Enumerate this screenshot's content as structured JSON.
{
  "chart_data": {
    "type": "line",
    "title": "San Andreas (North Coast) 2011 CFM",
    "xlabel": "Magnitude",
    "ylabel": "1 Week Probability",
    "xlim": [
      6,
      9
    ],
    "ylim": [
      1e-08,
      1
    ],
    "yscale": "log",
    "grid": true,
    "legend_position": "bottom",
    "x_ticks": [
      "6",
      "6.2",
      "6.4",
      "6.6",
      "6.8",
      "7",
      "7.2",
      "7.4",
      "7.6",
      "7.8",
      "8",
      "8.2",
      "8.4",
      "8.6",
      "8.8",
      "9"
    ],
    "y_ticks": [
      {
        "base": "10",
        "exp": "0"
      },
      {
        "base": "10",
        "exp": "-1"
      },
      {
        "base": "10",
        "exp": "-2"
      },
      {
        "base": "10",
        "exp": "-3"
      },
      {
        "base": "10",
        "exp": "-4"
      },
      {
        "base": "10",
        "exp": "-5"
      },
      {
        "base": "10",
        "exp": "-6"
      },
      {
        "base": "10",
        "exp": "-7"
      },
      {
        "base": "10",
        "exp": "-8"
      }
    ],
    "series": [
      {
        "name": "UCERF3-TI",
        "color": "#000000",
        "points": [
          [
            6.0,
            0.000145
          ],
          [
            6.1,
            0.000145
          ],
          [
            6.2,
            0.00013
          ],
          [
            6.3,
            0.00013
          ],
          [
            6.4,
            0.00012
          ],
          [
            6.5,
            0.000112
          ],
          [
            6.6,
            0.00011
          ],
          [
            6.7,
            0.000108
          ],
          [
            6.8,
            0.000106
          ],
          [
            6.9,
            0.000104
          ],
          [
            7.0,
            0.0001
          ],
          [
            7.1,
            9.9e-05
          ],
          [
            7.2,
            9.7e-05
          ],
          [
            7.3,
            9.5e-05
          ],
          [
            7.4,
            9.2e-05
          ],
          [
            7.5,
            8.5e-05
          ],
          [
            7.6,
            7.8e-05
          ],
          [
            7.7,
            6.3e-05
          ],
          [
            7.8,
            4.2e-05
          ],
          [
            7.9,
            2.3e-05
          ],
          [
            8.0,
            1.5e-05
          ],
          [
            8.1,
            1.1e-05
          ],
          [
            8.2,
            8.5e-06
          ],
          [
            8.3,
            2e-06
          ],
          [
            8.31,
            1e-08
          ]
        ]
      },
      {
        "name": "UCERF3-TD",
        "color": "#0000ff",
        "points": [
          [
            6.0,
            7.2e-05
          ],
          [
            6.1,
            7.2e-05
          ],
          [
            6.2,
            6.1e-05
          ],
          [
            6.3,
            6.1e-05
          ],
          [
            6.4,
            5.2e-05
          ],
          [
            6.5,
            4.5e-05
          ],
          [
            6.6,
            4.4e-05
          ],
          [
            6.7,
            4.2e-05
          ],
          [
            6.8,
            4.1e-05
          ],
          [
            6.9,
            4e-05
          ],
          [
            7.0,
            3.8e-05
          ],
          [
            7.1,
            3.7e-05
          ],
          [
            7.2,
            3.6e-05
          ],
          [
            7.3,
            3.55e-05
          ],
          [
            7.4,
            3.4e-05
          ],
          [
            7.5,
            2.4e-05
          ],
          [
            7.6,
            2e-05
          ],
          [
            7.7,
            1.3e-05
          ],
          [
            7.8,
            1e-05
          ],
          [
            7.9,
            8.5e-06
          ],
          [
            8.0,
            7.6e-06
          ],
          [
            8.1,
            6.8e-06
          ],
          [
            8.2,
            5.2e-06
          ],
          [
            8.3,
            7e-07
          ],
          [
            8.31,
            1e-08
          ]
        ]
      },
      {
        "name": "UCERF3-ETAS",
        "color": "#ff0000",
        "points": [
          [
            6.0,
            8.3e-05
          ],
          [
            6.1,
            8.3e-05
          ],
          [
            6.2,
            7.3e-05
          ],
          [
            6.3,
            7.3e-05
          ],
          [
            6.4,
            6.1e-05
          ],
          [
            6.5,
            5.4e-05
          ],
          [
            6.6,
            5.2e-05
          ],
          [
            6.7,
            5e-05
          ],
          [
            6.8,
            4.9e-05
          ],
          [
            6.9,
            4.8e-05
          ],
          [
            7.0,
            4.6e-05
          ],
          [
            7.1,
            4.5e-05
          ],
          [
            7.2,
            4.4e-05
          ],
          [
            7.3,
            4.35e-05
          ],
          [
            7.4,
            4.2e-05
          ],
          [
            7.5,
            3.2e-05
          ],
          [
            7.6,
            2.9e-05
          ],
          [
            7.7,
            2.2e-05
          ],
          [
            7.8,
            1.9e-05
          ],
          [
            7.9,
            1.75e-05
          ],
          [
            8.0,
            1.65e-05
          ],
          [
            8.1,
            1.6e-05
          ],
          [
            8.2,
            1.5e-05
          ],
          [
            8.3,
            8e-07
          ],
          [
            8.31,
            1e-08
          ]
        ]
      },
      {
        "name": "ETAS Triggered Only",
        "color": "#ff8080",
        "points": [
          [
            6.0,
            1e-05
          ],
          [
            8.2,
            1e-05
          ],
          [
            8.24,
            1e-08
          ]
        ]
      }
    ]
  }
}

* * * *

▶ WORK TO COMPLETE
Gather each line from the listing above that holds "color".

▶ TASK RESULT
        "color": "#000000",
        "color": "#0000ff",
        "color": "#ff0000",
        "color": "#ff8080",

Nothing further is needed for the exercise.